## STATED EXERCISE
From the line containing "Transcribe the text in this document." down to the last line of the records below, copy every line exactly. Leave out everything before it.

(Extracted data entries)
____________________
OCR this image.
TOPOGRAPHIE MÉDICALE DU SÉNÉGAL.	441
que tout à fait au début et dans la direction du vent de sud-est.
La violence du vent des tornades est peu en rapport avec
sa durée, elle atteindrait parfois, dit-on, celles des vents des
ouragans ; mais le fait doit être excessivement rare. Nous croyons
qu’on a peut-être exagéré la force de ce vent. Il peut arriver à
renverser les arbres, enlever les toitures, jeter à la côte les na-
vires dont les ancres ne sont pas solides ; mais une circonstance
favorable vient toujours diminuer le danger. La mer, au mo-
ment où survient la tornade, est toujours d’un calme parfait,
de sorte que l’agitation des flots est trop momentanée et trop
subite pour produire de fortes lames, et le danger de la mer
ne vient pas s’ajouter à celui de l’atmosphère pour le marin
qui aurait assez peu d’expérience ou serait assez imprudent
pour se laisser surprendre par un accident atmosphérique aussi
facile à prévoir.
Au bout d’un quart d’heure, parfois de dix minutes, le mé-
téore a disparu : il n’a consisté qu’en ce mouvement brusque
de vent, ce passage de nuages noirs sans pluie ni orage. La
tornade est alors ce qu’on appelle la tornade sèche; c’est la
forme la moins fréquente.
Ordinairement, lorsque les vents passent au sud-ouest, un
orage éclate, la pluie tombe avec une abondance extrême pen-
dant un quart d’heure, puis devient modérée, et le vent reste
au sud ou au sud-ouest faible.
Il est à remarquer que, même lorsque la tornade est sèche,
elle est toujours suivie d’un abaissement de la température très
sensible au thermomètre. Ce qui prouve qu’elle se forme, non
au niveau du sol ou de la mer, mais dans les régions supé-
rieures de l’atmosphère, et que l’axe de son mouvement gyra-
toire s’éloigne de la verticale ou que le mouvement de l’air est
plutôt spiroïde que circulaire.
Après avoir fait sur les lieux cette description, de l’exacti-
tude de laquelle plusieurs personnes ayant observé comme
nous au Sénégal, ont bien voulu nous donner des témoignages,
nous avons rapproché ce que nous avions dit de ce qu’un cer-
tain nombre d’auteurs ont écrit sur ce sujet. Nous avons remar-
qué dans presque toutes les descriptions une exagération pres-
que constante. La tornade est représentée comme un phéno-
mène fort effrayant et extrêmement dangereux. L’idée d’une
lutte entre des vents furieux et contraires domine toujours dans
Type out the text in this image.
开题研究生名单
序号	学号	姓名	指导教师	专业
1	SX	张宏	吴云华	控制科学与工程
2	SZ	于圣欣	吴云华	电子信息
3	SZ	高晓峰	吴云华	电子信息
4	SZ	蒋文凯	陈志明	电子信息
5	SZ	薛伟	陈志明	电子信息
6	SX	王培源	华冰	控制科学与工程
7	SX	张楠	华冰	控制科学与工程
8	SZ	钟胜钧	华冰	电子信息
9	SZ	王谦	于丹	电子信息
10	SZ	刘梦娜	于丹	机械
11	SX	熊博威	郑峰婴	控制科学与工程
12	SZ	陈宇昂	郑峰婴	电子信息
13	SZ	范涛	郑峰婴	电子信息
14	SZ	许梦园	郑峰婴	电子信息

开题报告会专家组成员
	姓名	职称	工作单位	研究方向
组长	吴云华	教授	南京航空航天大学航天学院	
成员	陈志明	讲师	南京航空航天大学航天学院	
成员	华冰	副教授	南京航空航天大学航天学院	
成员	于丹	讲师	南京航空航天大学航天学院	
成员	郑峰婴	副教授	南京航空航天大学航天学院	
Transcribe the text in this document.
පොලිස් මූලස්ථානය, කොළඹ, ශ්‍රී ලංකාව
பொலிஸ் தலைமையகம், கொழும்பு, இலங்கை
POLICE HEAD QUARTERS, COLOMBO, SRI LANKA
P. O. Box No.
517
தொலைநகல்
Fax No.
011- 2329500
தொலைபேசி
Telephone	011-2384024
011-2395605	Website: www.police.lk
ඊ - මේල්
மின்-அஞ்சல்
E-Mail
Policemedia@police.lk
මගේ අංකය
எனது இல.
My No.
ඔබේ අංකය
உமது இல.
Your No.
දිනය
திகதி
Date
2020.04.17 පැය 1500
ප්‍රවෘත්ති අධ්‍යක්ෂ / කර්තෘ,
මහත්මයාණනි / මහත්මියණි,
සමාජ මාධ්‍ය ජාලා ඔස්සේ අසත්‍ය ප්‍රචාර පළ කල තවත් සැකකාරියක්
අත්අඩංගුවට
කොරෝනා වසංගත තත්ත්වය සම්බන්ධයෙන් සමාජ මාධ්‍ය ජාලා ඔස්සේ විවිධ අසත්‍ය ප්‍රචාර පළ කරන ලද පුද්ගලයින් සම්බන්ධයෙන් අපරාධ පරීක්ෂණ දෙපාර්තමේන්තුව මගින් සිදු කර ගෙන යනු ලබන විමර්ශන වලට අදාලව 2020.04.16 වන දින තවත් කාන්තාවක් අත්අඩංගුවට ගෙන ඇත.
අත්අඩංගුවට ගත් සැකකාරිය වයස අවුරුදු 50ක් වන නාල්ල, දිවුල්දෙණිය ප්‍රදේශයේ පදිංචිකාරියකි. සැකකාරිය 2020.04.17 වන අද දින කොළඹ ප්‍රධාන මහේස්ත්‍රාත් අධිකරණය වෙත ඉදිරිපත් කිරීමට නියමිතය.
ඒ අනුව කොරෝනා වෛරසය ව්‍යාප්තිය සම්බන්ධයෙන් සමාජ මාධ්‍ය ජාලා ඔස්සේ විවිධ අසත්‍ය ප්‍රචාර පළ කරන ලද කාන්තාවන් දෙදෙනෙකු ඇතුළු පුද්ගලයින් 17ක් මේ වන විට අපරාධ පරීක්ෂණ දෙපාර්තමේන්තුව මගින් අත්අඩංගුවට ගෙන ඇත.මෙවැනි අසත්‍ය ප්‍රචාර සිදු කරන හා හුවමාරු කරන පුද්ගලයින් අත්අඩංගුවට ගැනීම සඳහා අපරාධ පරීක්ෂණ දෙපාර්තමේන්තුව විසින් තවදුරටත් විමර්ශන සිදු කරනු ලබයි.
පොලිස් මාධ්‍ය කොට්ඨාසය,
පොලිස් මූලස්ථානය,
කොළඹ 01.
____________________
## RESPONSE TO THE EXERCISE
Transcribe the text in this document.
පොලිස් මූලස්ථානය, කොළඹ, ශ්‍රී ලංකාව
பொலிஸ் தலைமையகம், கொழும்பு, இலங்கை
POLICE HEAD QUARTERS, COLOMBO, SRI LANKA
P. O. Box No.
517
தொலைநகல்
Fax No.
011- 2329500
தொலைபேசி
Telephone	011-2384024
011-2395605	Website: www.police.lk
ඊ - මේල්
மின்-அஞ்சல்
E-Mail
Policemedia@police.lk
මගේ අංකය
எனது இல.
My No.
ඔබේ අංකය
உமது இல.
Your No.
දිනය
திகதி
Date
2020.04.17 පැය 1500
ප්‍රවෘත්ති අධ්‍යක්ෂ / කර්තෘ,
මහත්මයාණනි / මහත්මියණි,
සමාජ මාධ්‍ය ජාලා ඔස්සේ අසත්‍ය ප්‍රචාර පළ කල තවත් සැකකාරියක්
අත්අඩංගුවට
කොරෝනා වසංගත තත්ත්වය සම්බන්ධයෙන් සමාජ මාධ්‍ය ජාලා ඔස්සේ විවිධ අසත්‍ය ප්‍රචාර පළ කරන ලද පුද්ගලයින් සම්බන්ධයෙන් අපරාධ පරීක්ෂණ දෙපාර්තමේන්තුව මගින් සිදු කර ගෙන යනු ලබන විමර්ශන වලට අදාලව 2020.04.16 වන දින තවත් කාන්තාවක් අත්අඩංගුවට ගෙන ඇත.
අත්අඩංගුවට ගත් සැකකාරිය වයස අවුරුදු 50ක් වන නාල්ල, දිවුල්දෙණිය ප්‍රදේශයේ පදිංචිකාරියකි. සැකකාරිය 2020.04.17 වන අද දින කොළඹ ප්‍රධාන මහේස්ත්‍රාත් අධිකරණය වෙත ඉදිරිපත් කිරීමට නියමිතය.
ඒ අනුව කොරෝනා වෛරසය ව්‍යාප්තිය සම්බන්ධයෙන් සමාජ මාධ්‍ය ජාලා ඔස්සේ විවිධ අසත්‍ය ප්‍රචාර පළ කරන ලද කාන්තාවන් දෙදෙනෙකු ඇතුළු පුද්ගලයින් 17ක් මේ වන විට අපරාධ පරීක්ෂණ දෙපාර්තමේන්තුව මගින් අත්අඩංගුවට ගෙන ඇත.මෙවැනි අසත්‍ය ප්‍රචාර සිදු කරන හා හුවමාරු කරන පුද්ගලයින් අත්අඩංගුවට ගැනීම සඳහා අපරාධ පරීක්ෂණ දෙපාර්තමේන්තුව විසින් තවදුරටත් විමර්ශන සිදු කරනු ලබයි.
පොලිස් මාධ්‍ය කොට්ඨාසය,
පොලිස් මූලස්ථානය,
කොළඹ 01.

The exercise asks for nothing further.